[start of Data lines]

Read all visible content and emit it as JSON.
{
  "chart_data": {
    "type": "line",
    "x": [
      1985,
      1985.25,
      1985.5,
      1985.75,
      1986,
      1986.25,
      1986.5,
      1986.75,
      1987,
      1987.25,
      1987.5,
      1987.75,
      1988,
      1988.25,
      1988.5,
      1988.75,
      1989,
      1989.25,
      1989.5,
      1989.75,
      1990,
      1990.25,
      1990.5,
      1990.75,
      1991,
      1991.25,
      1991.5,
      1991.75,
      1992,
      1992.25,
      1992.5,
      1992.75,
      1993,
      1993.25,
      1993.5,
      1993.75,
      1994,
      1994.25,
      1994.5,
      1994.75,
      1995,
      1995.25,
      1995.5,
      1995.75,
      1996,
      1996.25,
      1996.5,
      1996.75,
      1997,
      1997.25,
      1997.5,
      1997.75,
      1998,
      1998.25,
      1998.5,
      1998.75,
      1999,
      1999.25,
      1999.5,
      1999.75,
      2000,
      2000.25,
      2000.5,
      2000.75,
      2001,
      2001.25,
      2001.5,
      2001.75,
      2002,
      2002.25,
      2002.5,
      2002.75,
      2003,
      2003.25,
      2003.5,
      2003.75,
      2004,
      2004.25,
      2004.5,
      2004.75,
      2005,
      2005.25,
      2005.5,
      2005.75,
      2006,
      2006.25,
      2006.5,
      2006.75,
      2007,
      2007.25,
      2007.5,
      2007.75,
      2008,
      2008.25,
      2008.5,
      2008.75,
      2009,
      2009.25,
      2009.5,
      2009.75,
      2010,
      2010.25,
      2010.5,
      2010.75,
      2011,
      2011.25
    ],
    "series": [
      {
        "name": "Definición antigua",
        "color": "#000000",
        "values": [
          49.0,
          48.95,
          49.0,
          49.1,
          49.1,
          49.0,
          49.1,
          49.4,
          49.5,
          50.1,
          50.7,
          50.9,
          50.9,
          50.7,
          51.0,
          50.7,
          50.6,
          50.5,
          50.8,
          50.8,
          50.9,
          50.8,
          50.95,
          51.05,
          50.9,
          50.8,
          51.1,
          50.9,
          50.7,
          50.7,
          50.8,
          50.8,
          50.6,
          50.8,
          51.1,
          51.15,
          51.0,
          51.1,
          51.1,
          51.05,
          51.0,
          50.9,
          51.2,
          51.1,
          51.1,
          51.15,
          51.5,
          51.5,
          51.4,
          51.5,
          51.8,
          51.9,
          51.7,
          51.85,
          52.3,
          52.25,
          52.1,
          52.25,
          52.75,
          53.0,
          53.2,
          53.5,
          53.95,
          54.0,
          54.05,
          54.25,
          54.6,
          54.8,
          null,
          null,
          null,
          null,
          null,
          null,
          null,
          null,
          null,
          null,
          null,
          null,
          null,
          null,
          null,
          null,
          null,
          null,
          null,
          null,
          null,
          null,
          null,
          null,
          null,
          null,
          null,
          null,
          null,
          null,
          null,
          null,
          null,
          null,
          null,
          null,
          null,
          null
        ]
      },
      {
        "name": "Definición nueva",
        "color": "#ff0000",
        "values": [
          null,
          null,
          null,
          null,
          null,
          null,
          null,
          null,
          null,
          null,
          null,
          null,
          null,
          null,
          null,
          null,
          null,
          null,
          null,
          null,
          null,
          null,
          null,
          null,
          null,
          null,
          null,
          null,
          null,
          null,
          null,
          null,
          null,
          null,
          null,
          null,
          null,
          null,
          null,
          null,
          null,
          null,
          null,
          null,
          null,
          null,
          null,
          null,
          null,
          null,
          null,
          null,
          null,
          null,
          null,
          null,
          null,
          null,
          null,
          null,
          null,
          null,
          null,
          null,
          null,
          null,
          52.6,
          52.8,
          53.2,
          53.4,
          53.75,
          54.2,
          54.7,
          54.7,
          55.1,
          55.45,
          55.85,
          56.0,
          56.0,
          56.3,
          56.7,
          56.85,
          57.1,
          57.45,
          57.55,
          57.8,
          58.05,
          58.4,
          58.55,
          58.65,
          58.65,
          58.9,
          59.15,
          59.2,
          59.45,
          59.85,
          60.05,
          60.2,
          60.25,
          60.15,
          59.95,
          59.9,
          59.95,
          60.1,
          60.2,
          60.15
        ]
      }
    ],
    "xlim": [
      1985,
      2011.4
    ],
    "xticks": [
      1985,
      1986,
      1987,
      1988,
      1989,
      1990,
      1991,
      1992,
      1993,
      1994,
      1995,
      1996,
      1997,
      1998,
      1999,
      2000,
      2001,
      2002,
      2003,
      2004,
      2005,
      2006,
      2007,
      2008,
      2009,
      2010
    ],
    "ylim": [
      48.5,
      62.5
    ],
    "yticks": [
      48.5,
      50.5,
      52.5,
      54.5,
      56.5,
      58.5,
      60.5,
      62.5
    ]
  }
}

[end of Data lines]

§ Short exercise
Extract the complete listing verbatim.

§ Response to the exercise
Read all visible content and emit it as JSON.
{
  "chart_data": {
    "type": "line",
    "x": [
      1985,
      1985.25,
      1985.5,
      1985.75,
      1986,
      1986.25,
      1986.5,
      1986.75,
      1987,
      1987.25,
      1987.5,
      1987.75,
      1988,
      1988.25,
      1988.5,
      1988.75,
      1989,
      1989.25,
      1989.5,
      1989.75,
      1990,
      1990.25,
      1990.5,
      1990.75,
      1991,
      1991.25,
      1991.5,
      1991.75,
      1992,
      1992.25,
      1992.5,
      1992.75,
      1993,
      1993.25,
      1993.5,
      1993.75,
      1994,
      1994.25,
      1994.5,
      1994.75,
      1995,
      1995.25,
      1995.5,
      1995.75,
      1996,
      1996.25,
      1996.5,
      1996.75,
      1997,
      1997.25,
      1997.5,
      1997.75,
      1998,
      1998.25,
      1998.5,
      1998.75,
      1999,
      1999.25,
      1999.5,
      1999.75,
      2000,
      2000.25,
      2000.5,
      2000.75,
      2001,
      2001.25,
      2001.5,
      2001.75,
      2002,
      2002.25,
      2002.5,
      2002.75,
      2003,
      2003.25,
      2003.5,
      2003.75,
      2004,
      2004.25,
      2004.5,
      2004.75,
      2005,
      2005.25,
      2005.5,
      2005.75,
      2006,
      2006.25,
      2006.5,
      2006.75,
      2007,
      2007.25,
      2007.5,
      2007.75,
      2008,
      2008.25,
      2008.5,
      2008.75,
      2009,
      2009.25,
      2009.5,
      2009.75,
      2010,
      2010.25,
      2010.5,
      2010.75,
      2011,
      2011.25
    ],
    "series": [
      {
        "name": "Definición antigua",
        "color": "#000000",
        "values": [
          49.0,
          48.95,
          49.0,
          49.1,
          49.1,
          49.0,
          49.1,
          49.4,
          49.5,
          50.1,
          50.7,
          50.9,
          50.9,
          50.7,
          51.0,
          50.7,
          50.6,
          50.5,
          50.8,
          50.8,
          50.9,
          50.8,
          50.95,
          51.05,
          50.9,
          50.8,
          51.1,
          50.9,
          50.7,
          50.7,
          50.8,
          50.8,
          50.6,
          50.8,
          51.1,
          51.15,
          51.0,
          51.1,
          51.1,
          51.05,
          51.0,
          50.9,
          51.2,
          51.1,
          51.1,
          51.15,
          51.5,
          51.5,
          51.4,
          51.5,
          51.8,
          51.9,
          51.7,
          51.85,
          52.3,
          52.25,
          52.1,
          52.25,
          52.75,
          53.0,
          53.2,
          53.5,
          53.95,
          54.0,
          54.05,
          54.25,
          54.6,
          54.8,
          null,
          null,
          null,
          null,
          null,
          null,
          null,
          null,
          null,
          null,
          null,
          null,
          null,
          null,
          null,
          null,
          null,
          null,
          null,
          null,
          null,
          null,
          null,
          null,
          null,
          null,
          null,
          null,
          null,
          null,
          null,
          null,
          null,
          null,
          null,
          null,
          null,
          null
        ]
      },
      {
        "name": "Definición nueva",
        "color": "#ff0000",
        "values": [
          null,
          null,
          null,
          null,
          null,
          null,
          null,
          null,
          null,
          null,
          null,
          null,
          null,
          null,
          null,
          null,
          null,
          null,
          null,
          null,
          null,
          null,
          null,
          null,
          null,
          null,
          null,
          null,
          null,
          null,
          null,
          null,
          null,
          null,
          null,
          null,
          null,
          null,
          null,
          null,
          null,
          null,
          null,
          null,
          null,
          null,
          null,
          null,
          null,
          null,
          null,
          null,
          null,
          null,
          null,
          null,
          null,
          null,
          null,
          null,
          null,
          null,
          null,
          null,
          null,
          null,
          52.6,
          52.8,
          53.2,
          53.4,
          53.75,
          54.2,
          54.7,
          54.7,
          55.1,
          55.45,
          55.85,
          56.0,
          56.0,
          56.3,
          56.7,
          56.85,
          57.1,
          57.45,
          57.55,
          57.8,
          58.05,
          58.4,
          58.55,
          58.65,
          58.65,
          58.9,
          59.15,
          59.2,
          59.45,
          59.85,
          60.05,
          60.2,
          60.25,
          60.15,
          59.95,
          59.9,
          59.95,
          60.1,
          60.2,
          60.15
        ]
      }
    ],
    "xlim": [
      1985,
      2011.4
    ],
    "xticks": [
      1985,
      1986,
      1987,
      1988,
      1989,
      1990,
      1991,
      1992,
      1993,
      1994,
      1995,
      1996,
      1997,
      1998,
      1999,
      2000,
      2001,
      2002,
      2003,
      2004,
      2005,
      2006,
      2007,
      2008,
      2009,
      2010
    ],
    "ylim": [
      48.5,
      62.5
    ],
    "yticks": [
      48.5,
      50.5,
      52.5,
      54.5,
      56.5,
      58.5,
      60.5,
      62.5
    ]
  }
}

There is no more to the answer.